Posted by lfresh on October 24, 2000 at 17:35:34:
In Reply to: Re: wrong posted by TenantNet on October 14, 2000 at 01:52:35:
Ummmm thank you I was, unfortunately, just able to get back to this site. All the information was helpful.
I responded to all the e-mail to try and clarify the situation my neighbor is in.
Yes the apartment was registered just once in 1984.
Sorry Ken, Tenantnet was right I was just trying to take advantage of a vacant apartment situation. Sorry it wasn't clear. Frankly my mom currently lives in the apartment with the current tenant(he is her bo who she moved in with to help him make ends meet, he was laid off...she got along better with him at the time than me so she moved.)
My question was basically about me getting the apartment in case they lose it. (yes to the primary residency problem my neighbor owns a summer/winter home he had finished paying off in the 80's and now only pays taxes.He splits his time between that home and his apartment with my mom. When my mom moved in she paid all the utility bills there so all of them are in her name. He does his taxes at the upstate home. has his drivers license at that home. sigh it looks really bad but he actually does live there.he just goes back and forth.They Just made big mistakes which I think will cost them the apartment.)
I will give her back her rent stabilized apartment back and I will look for another apartment. (if it helps we have lived there for 14 years and I stayed when my mom decided to move next door with her bo. meanwhile rent has soared. we have a new landlord and they are now screwed.) Hopefully the one next door, where they lived won't be too badly over priced (yeah right) I get paid only a little more than my mom(I'm hoping a masters degree will fix that!) but meanwhile I will need a place to live and wondered about my options in that apartment.

◆ ◆ ◆ ◆ ◆

#### [TASK LIST]
1) Copy the part of the forum post about the rent-stabilized apartment that opens with the words containing "Sorry Ken, Tenantnet" and closes with "so she moved.)".
2) Write a continuation of the forum post about the rent-stabilized apartment, beginning after its last sentence.
The records that follow the forum post come from an unrelated source.

#### [MATERIAL PROVIDED]

◆ ◆ ◆ ◆ ◆

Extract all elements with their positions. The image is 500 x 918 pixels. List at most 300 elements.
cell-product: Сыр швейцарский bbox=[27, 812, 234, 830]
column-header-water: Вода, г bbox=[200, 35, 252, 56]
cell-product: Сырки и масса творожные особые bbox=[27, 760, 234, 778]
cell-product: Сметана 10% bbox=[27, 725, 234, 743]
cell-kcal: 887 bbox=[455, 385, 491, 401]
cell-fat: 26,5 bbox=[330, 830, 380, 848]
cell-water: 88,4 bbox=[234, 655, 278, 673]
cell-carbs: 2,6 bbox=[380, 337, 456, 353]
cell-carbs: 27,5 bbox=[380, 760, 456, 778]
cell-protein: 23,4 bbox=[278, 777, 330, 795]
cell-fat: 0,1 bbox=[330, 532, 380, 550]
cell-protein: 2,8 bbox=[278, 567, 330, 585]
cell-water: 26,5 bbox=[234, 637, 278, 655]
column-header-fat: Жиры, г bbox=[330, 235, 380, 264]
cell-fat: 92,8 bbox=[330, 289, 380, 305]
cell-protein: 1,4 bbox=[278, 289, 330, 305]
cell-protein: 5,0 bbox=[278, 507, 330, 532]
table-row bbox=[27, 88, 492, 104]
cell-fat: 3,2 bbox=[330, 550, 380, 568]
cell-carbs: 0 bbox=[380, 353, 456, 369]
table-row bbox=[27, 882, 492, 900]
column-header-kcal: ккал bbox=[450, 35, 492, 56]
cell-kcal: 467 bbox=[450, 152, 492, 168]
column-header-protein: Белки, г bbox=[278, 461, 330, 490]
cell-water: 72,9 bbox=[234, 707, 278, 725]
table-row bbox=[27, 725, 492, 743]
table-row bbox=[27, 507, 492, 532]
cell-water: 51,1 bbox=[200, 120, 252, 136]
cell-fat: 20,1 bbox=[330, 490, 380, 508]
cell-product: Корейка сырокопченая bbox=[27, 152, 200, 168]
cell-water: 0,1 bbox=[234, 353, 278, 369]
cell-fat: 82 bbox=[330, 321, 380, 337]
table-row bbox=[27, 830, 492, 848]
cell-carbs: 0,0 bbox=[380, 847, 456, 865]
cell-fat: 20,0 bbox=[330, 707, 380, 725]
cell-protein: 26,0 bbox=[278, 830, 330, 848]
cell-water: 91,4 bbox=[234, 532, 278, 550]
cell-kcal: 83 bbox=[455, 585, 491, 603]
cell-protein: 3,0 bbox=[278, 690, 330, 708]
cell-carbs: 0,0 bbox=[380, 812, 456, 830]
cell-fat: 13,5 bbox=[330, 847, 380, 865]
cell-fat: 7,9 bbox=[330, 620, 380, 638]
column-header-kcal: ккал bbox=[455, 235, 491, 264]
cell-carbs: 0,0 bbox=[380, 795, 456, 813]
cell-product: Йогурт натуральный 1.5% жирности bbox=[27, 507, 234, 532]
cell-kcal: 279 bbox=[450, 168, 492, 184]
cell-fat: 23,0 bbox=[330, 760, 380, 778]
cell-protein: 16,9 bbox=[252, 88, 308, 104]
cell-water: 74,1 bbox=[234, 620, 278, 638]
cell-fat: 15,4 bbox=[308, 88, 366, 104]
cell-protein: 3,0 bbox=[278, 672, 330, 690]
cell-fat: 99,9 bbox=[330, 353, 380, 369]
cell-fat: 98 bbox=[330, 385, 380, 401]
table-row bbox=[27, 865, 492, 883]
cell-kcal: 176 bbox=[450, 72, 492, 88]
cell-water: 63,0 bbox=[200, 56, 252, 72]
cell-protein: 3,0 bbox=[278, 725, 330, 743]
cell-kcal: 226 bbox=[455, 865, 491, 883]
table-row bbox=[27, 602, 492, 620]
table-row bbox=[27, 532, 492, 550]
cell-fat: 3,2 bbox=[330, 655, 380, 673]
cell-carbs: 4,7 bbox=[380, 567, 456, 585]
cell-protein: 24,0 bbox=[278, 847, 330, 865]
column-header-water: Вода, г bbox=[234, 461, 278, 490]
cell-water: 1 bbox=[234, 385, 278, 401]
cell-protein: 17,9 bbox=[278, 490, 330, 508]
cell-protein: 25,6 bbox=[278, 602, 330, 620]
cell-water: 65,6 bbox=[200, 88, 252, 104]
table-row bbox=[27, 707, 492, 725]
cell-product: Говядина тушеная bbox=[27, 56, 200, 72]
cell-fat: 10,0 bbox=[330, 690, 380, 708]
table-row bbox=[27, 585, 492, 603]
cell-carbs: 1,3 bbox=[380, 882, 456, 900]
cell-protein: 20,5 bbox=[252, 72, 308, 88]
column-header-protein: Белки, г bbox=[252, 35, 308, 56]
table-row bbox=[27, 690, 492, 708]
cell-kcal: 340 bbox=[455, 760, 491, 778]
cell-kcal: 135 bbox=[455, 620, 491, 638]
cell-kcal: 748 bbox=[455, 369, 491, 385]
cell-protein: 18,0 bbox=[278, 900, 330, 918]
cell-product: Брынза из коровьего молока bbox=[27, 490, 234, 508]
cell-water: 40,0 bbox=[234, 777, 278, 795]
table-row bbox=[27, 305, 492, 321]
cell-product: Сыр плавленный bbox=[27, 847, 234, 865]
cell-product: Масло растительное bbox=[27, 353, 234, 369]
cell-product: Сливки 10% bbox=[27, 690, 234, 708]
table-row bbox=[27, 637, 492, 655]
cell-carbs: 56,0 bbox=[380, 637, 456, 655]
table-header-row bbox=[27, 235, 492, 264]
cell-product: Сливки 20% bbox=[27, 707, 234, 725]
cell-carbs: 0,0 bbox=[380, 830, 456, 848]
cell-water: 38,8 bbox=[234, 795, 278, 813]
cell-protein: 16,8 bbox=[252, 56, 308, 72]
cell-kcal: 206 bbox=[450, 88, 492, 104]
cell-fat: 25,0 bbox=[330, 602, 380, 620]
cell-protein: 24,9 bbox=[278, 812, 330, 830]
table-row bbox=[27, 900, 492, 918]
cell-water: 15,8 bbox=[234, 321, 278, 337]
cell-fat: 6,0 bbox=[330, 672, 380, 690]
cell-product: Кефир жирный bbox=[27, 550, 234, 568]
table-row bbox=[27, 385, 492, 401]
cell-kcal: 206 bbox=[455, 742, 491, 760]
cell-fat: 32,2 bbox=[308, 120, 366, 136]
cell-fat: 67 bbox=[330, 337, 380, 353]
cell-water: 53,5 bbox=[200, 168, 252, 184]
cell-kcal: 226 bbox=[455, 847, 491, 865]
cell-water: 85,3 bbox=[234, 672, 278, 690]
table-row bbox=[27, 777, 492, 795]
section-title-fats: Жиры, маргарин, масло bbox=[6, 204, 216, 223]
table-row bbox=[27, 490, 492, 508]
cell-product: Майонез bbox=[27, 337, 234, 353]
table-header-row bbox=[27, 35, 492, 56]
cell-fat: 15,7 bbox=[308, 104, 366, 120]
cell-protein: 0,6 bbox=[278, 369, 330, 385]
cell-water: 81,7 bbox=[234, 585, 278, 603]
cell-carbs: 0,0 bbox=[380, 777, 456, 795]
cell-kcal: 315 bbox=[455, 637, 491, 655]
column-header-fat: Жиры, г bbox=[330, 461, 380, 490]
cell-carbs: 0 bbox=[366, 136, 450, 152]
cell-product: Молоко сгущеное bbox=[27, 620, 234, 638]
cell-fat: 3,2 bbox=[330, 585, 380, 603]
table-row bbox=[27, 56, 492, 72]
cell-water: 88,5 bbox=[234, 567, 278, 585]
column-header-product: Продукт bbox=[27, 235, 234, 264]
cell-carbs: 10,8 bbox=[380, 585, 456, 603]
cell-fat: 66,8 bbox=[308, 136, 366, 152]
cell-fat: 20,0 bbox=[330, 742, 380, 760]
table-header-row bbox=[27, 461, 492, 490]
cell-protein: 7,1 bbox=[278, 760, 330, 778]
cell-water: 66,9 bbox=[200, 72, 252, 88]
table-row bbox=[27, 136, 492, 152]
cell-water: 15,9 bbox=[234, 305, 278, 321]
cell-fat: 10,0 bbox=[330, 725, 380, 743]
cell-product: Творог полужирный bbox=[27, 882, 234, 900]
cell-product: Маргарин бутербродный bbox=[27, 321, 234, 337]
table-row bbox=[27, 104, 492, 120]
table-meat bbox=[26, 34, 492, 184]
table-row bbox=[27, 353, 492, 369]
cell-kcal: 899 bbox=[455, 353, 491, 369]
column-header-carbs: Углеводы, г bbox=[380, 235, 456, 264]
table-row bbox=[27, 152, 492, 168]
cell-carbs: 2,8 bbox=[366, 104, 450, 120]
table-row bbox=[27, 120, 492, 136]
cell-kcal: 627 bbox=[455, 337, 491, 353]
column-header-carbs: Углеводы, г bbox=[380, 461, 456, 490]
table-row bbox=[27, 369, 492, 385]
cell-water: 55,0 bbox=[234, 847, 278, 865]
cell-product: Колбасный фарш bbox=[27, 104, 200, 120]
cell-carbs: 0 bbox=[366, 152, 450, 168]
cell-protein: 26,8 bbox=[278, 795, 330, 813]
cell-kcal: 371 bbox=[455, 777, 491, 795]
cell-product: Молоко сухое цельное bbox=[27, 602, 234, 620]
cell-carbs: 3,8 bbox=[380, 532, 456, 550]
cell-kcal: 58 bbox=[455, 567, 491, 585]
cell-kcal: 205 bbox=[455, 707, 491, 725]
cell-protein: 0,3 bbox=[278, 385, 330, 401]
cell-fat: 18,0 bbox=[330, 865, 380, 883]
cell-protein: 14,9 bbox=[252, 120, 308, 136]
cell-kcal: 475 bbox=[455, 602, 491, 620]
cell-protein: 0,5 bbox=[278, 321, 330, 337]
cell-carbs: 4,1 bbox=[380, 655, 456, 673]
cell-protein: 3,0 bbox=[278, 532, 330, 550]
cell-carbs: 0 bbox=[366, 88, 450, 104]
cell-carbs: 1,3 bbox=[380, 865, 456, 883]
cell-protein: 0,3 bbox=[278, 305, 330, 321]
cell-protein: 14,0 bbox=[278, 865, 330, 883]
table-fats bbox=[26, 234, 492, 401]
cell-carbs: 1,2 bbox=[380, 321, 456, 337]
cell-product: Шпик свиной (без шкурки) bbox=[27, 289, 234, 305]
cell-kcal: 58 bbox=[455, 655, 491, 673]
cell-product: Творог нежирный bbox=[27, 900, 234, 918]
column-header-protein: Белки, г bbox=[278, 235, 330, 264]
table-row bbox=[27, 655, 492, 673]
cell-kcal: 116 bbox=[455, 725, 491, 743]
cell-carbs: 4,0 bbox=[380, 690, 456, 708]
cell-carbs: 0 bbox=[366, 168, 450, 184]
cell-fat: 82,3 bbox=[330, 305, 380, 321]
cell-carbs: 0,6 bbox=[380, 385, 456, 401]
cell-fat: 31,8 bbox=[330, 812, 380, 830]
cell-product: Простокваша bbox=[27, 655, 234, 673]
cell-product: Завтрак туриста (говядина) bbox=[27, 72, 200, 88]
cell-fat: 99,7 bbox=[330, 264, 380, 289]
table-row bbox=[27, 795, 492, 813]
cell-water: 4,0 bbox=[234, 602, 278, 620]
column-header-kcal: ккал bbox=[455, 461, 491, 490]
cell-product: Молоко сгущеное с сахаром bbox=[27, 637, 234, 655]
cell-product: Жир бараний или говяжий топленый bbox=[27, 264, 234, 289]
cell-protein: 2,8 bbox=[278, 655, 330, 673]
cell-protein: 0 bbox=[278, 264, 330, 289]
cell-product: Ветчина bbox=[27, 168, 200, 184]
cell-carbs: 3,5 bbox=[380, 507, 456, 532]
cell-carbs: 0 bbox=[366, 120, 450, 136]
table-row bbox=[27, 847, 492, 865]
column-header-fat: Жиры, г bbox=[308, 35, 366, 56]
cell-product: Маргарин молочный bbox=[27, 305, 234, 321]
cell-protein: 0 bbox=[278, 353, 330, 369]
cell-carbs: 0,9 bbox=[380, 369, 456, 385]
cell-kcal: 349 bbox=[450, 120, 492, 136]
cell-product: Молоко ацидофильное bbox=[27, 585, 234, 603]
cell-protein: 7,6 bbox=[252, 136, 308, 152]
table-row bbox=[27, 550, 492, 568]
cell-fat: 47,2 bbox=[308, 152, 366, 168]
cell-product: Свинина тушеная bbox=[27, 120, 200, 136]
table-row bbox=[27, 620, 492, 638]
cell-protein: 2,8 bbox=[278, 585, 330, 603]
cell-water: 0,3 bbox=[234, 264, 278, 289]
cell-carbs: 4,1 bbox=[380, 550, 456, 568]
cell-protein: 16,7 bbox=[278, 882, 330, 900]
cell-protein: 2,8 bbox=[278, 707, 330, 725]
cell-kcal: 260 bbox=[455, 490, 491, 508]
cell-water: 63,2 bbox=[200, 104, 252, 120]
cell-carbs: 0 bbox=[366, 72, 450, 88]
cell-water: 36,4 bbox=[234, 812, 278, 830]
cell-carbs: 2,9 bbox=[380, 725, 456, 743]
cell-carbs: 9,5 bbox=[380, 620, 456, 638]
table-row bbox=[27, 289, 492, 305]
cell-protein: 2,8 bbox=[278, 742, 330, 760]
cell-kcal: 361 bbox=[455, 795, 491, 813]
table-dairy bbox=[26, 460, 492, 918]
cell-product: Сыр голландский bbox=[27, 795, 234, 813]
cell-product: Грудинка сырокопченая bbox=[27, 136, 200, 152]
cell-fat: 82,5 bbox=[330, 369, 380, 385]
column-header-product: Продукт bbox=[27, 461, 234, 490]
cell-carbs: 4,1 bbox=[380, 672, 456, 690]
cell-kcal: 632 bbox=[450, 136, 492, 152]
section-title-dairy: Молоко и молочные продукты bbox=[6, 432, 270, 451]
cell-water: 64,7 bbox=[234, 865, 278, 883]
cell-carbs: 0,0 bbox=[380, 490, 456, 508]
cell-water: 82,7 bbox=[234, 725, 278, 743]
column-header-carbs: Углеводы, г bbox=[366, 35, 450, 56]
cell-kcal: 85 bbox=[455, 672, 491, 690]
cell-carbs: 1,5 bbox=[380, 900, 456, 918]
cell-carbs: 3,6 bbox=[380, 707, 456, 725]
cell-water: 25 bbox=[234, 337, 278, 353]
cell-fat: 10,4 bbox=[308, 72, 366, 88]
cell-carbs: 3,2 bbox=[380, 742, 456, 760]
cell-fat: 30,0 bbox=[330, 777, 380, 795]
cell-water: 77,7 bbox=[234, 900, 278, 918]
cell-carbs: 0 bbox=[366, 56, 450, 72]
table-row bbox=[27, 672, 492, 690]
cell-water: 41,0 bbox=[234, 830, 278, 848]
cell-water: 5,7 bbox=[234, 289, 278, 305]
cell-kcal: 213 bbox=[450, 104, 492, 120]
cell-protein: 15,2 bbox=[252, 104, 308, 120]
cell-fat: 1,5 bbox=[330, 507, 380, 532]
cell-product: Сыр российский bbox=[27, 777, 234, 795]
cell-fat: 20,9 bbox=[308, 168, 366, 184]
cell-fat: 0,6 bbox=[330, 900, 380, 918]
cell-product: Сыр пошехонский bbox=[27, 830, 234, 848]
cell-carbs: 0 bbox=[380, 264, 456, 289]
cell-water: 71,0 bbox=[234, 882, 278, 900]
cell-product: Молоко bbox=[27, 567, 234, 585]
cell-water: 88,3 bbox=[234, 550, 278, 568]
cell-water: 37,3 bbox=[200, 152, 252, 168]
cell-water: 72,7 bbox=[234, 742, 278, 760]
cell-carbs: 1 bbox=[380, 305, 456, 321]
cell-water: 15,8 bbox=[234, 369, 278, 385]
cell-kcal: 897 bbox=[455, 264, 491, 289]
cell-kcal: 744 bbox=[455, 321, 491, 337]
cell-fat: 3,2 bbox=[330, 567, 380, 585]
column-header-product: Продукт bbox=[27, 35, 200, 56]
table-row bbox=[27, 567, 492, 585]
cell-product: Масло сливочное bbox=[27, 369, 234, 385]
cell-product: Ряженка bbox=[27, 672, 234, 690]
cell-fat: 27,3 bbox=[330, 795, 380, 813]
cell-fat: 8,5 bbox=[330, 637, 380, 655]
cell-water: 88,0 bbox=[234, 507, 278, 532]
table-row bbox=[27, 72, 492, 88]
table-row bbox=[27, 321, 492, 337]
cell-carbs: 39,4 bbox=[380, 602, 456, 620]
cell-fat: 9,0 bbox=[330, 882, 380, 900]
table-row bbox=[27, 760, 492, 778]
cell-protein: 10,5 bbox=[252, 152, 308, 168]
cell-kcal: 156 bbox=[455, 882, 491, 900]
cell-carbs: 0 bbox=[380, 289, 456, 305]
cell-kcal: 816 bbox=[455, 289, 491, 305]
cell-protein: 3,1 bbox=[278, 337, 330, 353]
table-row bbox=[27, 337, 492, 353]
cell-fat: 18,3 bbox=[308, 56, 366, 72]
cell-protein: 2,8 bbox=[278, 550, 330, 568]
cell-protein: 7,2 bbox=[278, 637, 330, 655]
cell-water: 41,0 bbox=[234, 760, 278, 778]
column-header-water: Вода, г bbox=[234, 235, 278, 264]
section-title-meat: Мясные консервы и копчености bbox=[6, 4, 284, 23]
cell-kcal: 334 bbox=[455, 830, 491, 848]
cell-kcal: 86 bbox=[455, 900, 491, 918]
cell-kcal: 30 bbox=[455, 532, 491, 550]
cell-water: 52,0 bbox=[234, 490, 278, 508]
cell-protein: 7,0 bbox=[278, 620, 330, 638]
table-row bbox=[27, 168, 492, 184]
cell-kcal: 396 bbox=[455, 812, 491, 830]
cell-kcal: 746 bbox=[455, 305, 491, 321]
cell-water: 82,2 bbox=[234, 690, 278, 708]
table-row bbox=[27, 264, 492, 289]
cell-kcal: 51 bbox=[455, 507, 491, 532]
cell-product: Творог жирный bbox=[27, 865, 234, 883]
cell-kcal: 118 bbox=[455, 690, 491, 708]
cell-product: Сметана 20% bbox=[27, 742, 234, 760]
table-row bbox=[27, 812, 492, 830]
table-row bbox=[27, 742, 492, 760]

◆ ◆ ◆ ◆ ◆

#### [TASK-BY-TASK RESULTS]
1)
Sorry Ken, Tenantnet was right I was just trying to take advantage of a vacant apartment situation. Sorry it wasn't clear. Frankly my mom currently lives in the apartment with the current tenant(he is her bo who she moved in with to help him make ends meet, he was laid off...she got along better with him at the time than me so she moved.)

2)
: We read it correctly; you didn't. We corrected your erroneous statement regarding apartments not being registered. If the tenant has lived in the unit since 1971, it's possible the apartment is rent-controlled -- meaning it was registered once in 1984 and not annually since then. Rent stab apartments must be registered every year.
: The poster stated the landlord was trying to boot the tenant. You jumped to the conclusion that the poster was part of this scheme. He may wish to take advantage of a vacancy at a reasonable rent, but there's no indication he is advocating (or even helping) in the owner's efforts.
: But perhaps your most inane asertion is that rent regulated tenants are somehow "privileged." What's next, will you follow the landlord playbook stating that rent regulation creates abandonment and is responsible for the lack of housing construction and the sharp citywide increases in rent? Yes, your response speaks for itself; it makes no sense.
: : Tenant Net, you need to re-read this string and clarify your statements. Only rent-regulated apartments are registered in NYC; free market ones aren't. I know you like to advocate on behalf of privledged rent regulated tenants, but you should recognize that the apartments most typically available to the newest and poorest New Yorkers aren't regulated at all. They're free market apartments, even illegal apartments.
: : I also find it surprising that you and Chelsea would respond to someone who basically seeks to have another tenant removed and take over her below-market rent apartment. If anyone should be called "greedy" here, it is the questioner. Rent regulation often brings out the worst in people as they seek to gain cheap apartments through personal and political connections, or by underhanded moves.
: : This much said, I am not going to respond to further posts in this thread. I think each person's response (including mine) speaks for itself.